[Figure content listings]
○ ○ ○
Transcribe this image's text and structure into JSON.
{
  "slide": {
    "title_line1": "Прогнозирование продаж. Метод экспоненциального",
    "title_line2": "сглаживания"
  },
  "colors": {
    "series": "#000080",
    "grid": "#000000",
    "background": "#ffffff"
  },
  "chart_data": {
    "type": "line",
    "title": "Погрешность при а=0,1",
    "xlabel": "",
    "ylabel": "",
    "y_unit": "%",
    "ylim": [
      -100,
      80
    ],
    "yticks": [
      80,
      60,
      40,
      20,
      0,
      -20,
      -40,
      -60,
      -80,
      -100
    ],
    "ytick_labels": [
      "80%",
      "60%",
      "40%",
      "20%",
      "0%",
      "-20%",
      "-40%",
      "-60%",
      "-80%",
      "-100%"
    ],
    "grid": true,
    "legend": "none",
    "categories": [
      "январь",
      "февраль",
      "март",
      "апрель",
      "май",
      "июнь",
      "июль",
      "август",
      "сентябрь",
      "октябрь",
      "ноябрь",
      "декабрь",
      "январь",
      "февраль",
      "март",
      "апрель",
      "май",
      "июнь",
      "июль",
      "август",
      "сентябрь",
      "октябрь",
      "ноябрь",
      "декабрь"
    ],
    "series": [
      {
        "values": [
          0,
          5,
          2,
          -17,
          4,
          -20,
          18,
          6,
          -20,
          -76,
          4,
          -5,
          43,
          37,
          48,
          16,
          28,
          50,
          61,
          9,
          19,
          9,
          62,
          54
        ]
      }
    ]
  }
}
○ ○ ○
* What you will do *
Write every entry out again exactly.

* Full answer *
Transcribe this image's text and structure into JSON.
{
  "slide": {
    "title_line1": "Прогнозирование продаж. Метод экспоненциального",
    "title_line2": "сглаживания"
  },
  "colors": {
    "series": "#000080",
    "grid": "#000000",
    "background": "#ffffff"
  },
  "chart_data": {
    "type": "line",
    "title": "Погрешность при а=0,1",
    "xlabel": "",
    "ylabel": "",
    "y_unit": "%",
    "ylim": [
      -100,
      80
    ],
    "yticks": [
      80,
      60,
      40,
      20,
      0,
      -20,
      -40,
      -60,
      -80,
      -100
    ],
    "ytick_labels": [
      "80%",
      "60%",
      "40%",
      "20%",
      "0%",
      "-20%",
      "-40%",
      "-60%",
      "-80%",
      "-100%"
    ],
    "grid": true,
    "legend": "none",
    "categories": [
      "январь",
      "февраль",
      "март",
      "апрель",
      "май",
      "июнь",
      "июль",
      "август",
      "сентябрь",
      "октябрь",
      "ноябрь",
      "декабрь",
      "январь",
      "февраль",
      "март",
      "апрель",
      "май",
      "июнь",
      "июль",
      "август",
      "сентябрь",
      "октябрь",
      "ноябрь",
      "декабрь"
    ],
    "series": [
      {
        "values": [
          0,
          5,
          2,
          -17,
          4,
          -20,
          18,
          6,
          -20,
          -76,
          4,
          -5,
          43,
          37,
          48,
          16,
          28,
          50,
          61,
          9,
          19,
          9,
          62,
          54
        ]
      }
    ]
  }
}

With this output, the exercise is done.